# [DESCRIPTION OF THE TASK]
Copy each of the rows below word for word, keeping every one in its original order.

# [GIVEN INFORMATION]
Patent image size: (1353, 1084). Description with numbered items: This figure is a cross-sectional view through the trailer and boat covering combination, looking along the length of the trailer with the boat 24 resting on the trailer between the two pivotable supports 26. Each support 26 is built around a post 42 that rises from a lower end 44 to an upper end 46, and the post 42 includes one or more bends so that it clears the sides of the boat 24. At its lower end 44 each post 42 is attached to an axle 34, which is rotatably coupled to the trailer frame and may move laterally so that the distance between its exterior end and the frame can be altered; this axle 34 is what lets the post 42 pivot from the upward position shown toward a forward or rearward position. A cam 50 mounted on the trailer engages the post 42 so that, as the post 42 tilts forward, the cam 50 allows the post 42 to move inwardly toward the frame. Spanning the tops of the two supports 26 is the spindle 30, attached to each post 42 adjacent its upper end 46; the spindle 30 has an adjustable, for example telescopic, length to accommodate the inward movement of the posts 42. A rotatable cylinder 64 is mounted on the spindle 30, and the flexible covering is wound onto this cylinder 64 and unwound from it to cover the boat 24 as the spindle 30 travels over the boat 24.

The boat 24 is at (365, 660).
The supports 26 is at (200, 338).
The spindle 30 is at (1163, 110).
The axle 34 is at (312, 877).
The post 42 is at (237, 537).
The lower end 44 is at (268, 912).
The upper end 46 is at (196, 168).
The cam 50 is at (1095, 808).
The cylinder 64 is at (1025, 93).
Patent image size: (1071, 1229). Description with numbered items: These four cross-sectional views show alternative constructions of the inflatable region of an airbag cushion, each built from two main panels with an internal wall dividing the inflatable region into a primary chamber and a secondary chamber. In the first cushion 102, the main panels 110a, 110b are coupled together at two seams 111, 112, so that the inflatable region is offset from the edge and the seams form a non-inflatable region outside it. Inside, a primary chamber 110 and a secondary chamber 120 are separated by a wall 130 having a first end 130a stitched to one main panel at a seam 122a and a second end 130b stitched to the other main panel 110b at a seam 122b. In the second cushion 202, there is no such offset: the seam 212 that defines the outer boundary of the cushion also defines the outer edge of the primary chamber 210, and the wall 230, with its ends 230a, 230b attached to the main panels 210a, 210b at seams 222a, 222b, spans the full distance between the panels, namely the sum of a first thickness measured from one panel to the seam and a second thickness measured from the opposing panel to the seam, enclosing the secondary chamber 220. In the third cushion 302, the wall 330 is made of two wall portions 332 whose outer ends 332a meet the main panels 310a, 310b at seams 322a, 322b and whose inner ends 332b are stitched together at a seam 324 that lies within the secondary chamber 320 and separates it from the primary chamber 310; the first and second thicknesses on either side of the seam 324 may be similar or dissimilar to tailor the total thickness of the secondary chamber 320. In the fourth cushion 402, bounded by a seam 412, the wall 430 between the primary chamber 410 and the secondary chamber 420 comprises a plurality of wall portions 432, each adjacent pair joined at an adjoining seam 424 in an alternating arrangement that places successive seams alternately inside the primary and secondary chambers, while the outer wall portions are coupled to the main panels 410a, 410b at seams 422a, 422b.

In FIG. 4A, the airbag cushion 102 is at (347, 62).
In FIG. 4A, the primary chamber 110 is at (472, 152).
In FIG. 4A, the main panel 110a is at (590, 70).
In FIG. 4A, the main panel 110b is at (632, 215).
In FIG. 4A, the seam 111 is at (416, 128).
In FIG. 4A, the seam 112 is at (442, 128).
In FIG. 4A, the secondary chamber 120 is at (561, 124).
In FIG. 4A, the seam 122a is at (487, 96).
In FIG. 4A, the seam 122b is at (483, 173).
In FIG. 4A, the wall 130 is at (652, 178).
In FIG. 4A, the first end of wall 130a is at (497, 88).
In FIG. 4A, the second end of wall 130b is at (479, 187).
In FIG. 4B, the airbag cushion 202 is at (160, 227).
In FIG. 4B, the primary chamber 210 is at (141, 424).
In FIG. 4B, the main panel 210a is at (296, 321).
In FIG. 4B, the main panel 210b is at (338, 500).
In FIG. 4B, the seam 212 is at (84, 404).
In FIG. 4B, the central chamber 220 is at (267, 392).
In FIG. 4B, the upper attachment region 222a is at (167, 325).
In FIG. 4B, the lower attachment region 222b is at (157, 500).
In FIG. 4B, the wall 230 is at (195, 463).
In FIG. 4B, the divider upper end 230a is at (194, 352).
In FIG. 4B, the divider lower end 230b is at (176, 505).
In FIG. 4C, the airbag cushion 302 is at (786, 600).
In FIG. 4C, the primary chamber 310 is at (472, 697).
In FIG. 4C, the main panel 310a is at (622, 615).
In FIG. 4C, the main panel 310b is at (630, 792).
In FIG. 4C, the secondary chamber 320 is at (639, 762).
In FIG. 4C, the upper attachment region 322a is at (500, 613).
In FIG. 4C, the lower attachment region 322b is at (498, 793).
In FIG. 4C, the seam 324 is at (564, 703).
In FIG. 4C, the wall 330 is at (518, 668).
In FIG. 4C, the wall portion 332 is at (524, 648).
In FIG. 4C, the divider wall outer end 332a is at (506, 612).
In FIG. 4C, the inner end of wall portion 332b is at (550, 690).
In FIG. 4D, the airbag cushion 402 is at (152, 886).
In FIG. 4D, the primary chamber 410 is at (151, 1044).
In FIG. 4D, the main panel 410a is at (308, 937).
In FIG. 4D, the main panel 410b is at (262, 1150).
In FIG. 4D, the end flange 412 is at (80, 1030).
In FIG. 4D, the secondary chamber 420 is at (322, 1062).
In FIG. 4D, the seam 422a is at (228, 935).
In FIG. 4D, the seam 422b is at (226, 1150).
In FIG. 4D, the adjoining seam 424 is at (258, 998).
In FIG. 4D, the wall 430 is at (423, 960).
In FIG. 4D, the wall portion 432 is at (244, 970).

# [RESPONSE TO THIS EXERCISE]
Patent image size: (1353, 1084). Description with numbered items: This figure is a cross-sectional view through the trailer and boat covering combination, looking along the length of the trailer with the boat 24 resting on the trailer between the two pivotable supports 26. Each support 26 is built around a post 42 that rises from a lower end 44 to an upper end 46, and the post 42 includes one or more bends so that it clears the sides of the boat 24. At its lower end 44 each post 42 is attached to an axle 34, which is rotatably coupled to the trailer frame and may move laterally so that the distance between its exterior end and the frame can be altered; this axle 34 is what lets the post 42 pivot from the upward position shown toward a forward or rearward position. A cam 50 mounted on the trailer engages the post 42 so that, as the post 42 tilts forward, the cam 50 allows the post 42 to move inwardly toward the frame. Spanning the tops of the two supports 26 is the spindle 30, attached to each post 42 adjacent its upper end 46; the spindle 30 has an adjustable, for example telescopic, length to accommodate the inward movement of the posts 42. A rotatable cylinder 64 is mounted on the spindle 30, and the flexible covering is wound onto this cylinder 64 and unwound from it to cover the boat 24 as the spindle 30 travels over the boat 24.

The boat 24 is at (365, 660).
The supports 26 is at (200, 338).
The spindle 30 is at (1163, 110).
The axle 34 is at (312, 877).
The post 42 is at (237, 537).
The lower end 44 is at (268, 912).
The upper end 46 is at (196, 168).
The cam 50 is at (1095, 808).
The cylinder 64 is at (1025, 93).
Patent image size: (1071, 1229). Description with numbered items: These four cross-sectional views show alternative constructions of the inflatable region of an airbag cushion, each built from two main panels with an internal wall dividing the inflatable region into a primary chamber and a secondary chamber. In the first cushion 102, the main panels 110a, 110b are coupled together at two seams 111, 112, so that the inflatable region is offset from the edge and the seams form a non-inflatable region outside it. Inside, a primary chamber 110 and a secondary chamber 120 are separated by a wall 130 having a first end 130a stitched to one main panel at a seam 122a and a second end 130b stitched to the other main panel 110b at a seam 122b. In the second cushion 202, there is no such offset: the seam 212 that defines the outer boundary of the cushion also defines the outer edge of the primary chamber 210, and the wall 230, with its ends 230a, 230b attached to the main panels 210a, 210b at seams 222a, 222b, spans the full distance between the panels, namely the sum of a first thickness measured from one panel to the seam and a second thickness measured from the opposing panel to the seam, enclosing the secondary chamber 220. In the third cushion 302, the wall 330 is made of two wall portions 332 whose outer ends 332a meet the main panels 310a, 310b at seams 322a, 322b and whose inner ends 332b are stitched together at a seam 324 that lies within the secondary chamber 320 and separates it from the primary chamber 310; the first and second thicknesses on either side of the seam 324 may be similar or dissimilar to tailor the total thickness of the secondary chamber 320. In the fourth cushion 402, bounded by a seam 412, the wall 430 between the primary chamber 410 and the secondary chamber 420 comprises a plurality of wall portions 432, each adjacent pair joined at an adjoining seam 424 in an alternating arrangement that places successive seams alternately inside the primary and secondary chambers, while the outer wall portions are coupled to the main panels 410a, 410b at seams 422a, 422b.

In FIG. 4A, the airbag cushion 102 is at (347, 62).
In FIG. 4A, the primary chamber 110 is at (472, 152).
In FIG. 4A, the main panel 110a is at (590, 70).
In FIG. 4A, the main panel 110b is at (632, 215).
In FIG. 4A, the seam 111 is at (416, 128).
In FIG. 4A, the seam 112 is at (442, 128).
In FIG. 4A, the secondary chamber 120 is at (561, 124).
In FIG. 4A, the seam 122a is at (487, 96).
In FIG. 4A, the seam 122b is at (483, 173).
In FIG. 4A, the wall 130 is at (652, 178).
In FIG. 4A, the first end of wall 130a is at (497, 88).
In FIG. 4A, the second end of wall 130b is at (479, 187).
In FIG. 4B, the airbag cushion 202 is at (160, 227).
In FIG. 4B, the primary chamber 210 is at (141, 424).
In FIG. 4B, the main panel 210a is at (296, 321).
In FIG. 4B, the main panel 210b is at (338, 500).
In FIG. 4B, the seam 212 is at (84, 404).
In FIG. 4B, the central chamber 220 is at (267, 392).
In FIG. 4B, the upper attachment region 222a is at (167, 325).
In FIG. 4B, the lower attachment region 222b is at (157, 500).
In FIG. 4B, the wall 230 is at (195, 463).
In FIG. 4B, the divider upper end 230a is at (194, 352).
In FIG. 4B, the divider lower end 230b is at (176, 505).
In FIG. 4C, the airbag cushion 302 is at (786, 600).
In FIG. 4C, the primary chamber 310 is at (472, 697).
In FIG. 4C, the main panel 310a is at (622, 615).
In FIG. 4C, the main panel 310b is at (630, 792).
In FIG. 4C, the secondary chamber 320 is at (639, 762).
In FIG. 4C, the upper attachment region 322a is at (500, 613).
In FIG. 4C, the lower attachment region 322b is at (498, 793).
In FIG. 4C, the seam 324 is at (564, 703).
In FIG. 4C, the wall 330 is at (518, 668).
In FIG. 4C, the wall portion 332 is at (524, 648).
In FIG. 4C, the divider wall outer end 332a is at (506, 612).
In FIG. 4C, the inner end of wall portion 332b is at (550, 690).
In FIG. 4D, the airbag cushion 402 is at (152, 886).
In FIG. 4D, the primary chamber 410 is at (151, 1044).
In FIG. 4D, the main panel 410a is at (308, 937).
In FIG. 4D, the main panel 410b is at (262, 1150).
In FIG. 4D, the end flange 412 is at (80, 1030).
In FIG. 4D, the secondary chamber 420 is at (322, 1062).
In FIG. 4D, the seam 422a is at (228, 935).
In FIG. 4D, the seam 422b is at (226, 1150).
In FIG. 4D, the adjoining seam 424 is at (258, 998).
In FIG. 4D, the wall 430 is at (423, 960).
In FIG. 4D, the wall portion 432 is at (244, 970).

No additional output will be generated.